§ **REQUIREMENTS**
Please copy word for word the passage in the news article on Sanaa's mosques, starting with "Many residents of" and going on through "the religious discourse.".

## Start READING PASSAGE

"Hawthna of Mosques".. Quran schools in Sana'a turn into "sectarian seminaries"

English - Tuesday 22 June 2021 الساعة 11:17 am
NewsYemen, Al Ain News:

 Many residents of Sanaa will not find a non-sectarian mosque in which to pray next Friday, after the Houthi militia occupied mosques and turned Quran schools into seminaries.

Dozens of mosques fill the historical capital of Yemen, yet there is no mosque left for the worshipers to listen to a Friday sermon devoid of sectarian rhetoric that incites hatred, death and bloodshed.

The Houthi militias are waging a sectarian war against mosques, hadith centers and Holy Quran schools in Yemen, where they impose preachers and imams belonging to the extremist religious wing within the group to reinforce sectarianism in society and the religious discourse.

On Saturday, the Houthi militia closed 3 centers for forensic sciences and the last school for memorizing the Noble Qur’an in Sanaa.

The Abu Bakr Al-Siddiq School, located in the Al-Hasaba neighborhood, north of Sanaa, is the last non-sectarian school for Quran memorization to be closed by the militias in exchange for the opening of thousands of Houthi religious centers to spread sectarian ideology.

## End READING PASSAGE
## Start DATASET EXTRACT

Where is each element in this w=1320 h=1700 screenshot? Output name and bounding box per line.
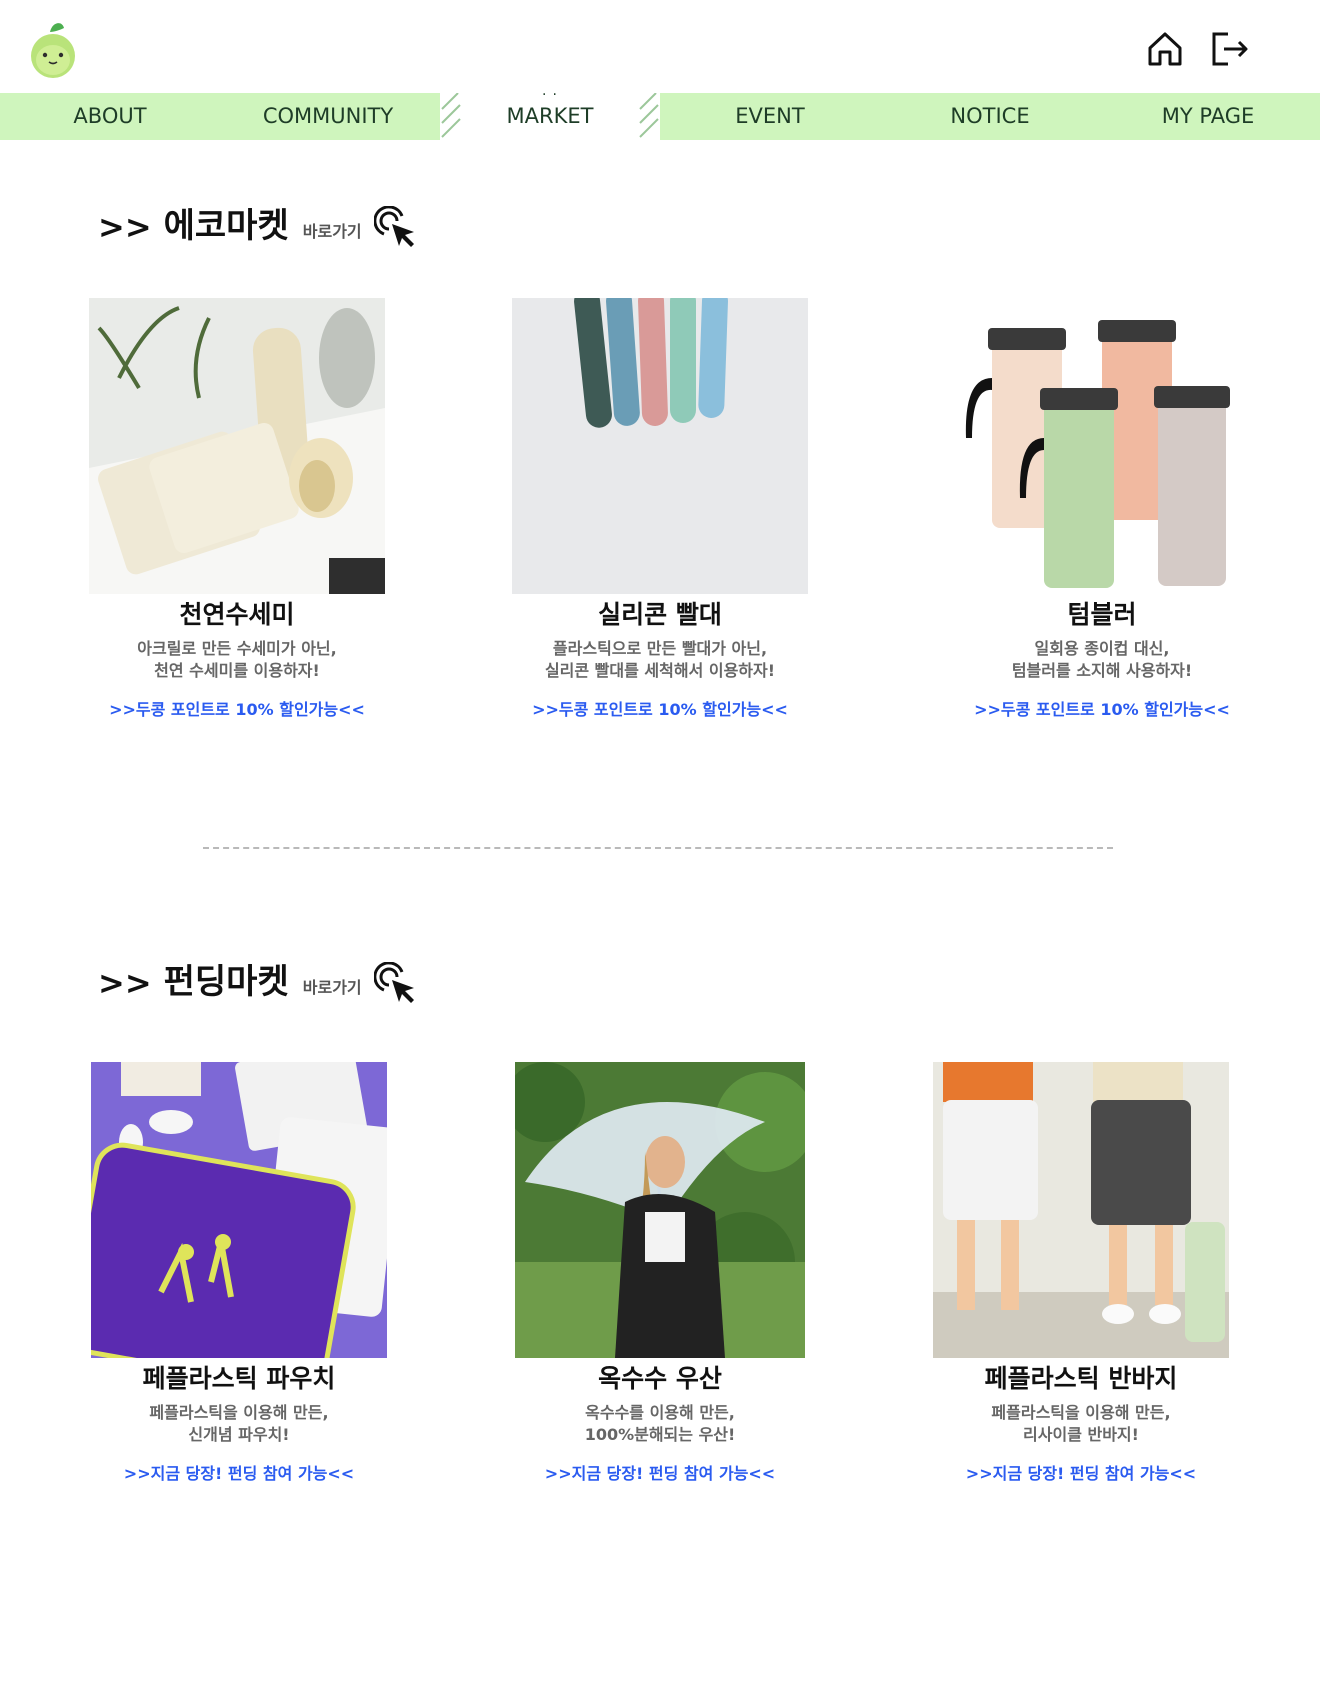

## End DATASET EXTRACT
## Start DATASET EXTRACT

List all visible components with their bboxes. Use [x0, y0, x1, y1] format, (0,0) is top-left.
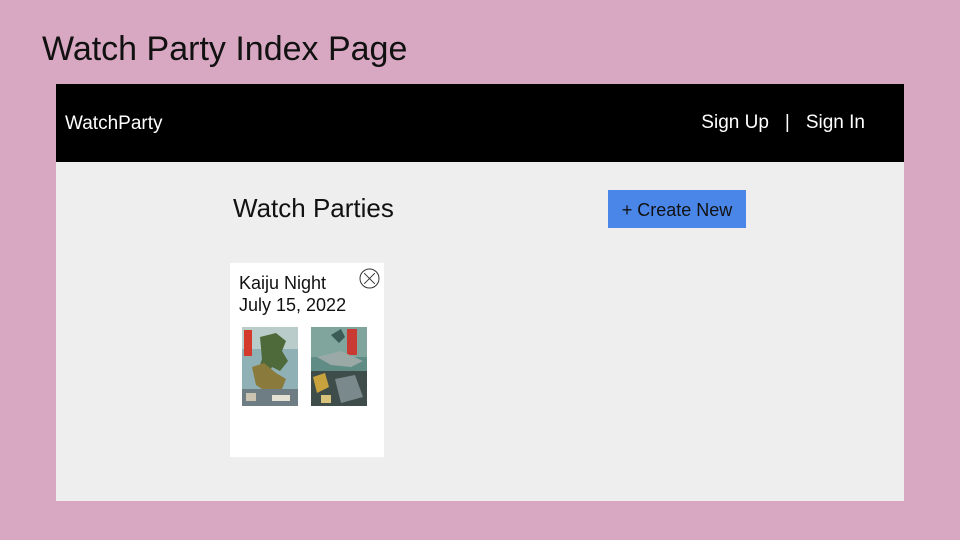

## End DATASET EXTRACT

§ **REPLY TO THE TASK**
Many residents of Sanaa will not find a non-sectarian mosque in which to pray next Friday, after the Houthi militia occupied mosques and turned Quran schools into seminaries.

Dozens of mosques fill the historical capital of Yemen, yet there is no mosque left for the worshipers to listen to a Friday sermon devoid of sectarian rhetoric that incites hatred, death and bloodshed.

The Houthi militias are waging a sectarian war against mosques, hadith centers and Holy Quran schools in Yemen, where they impose preachers and imams belonging to the extremist religious wing within the group to reinforce sectarianism in society and the religious discourse.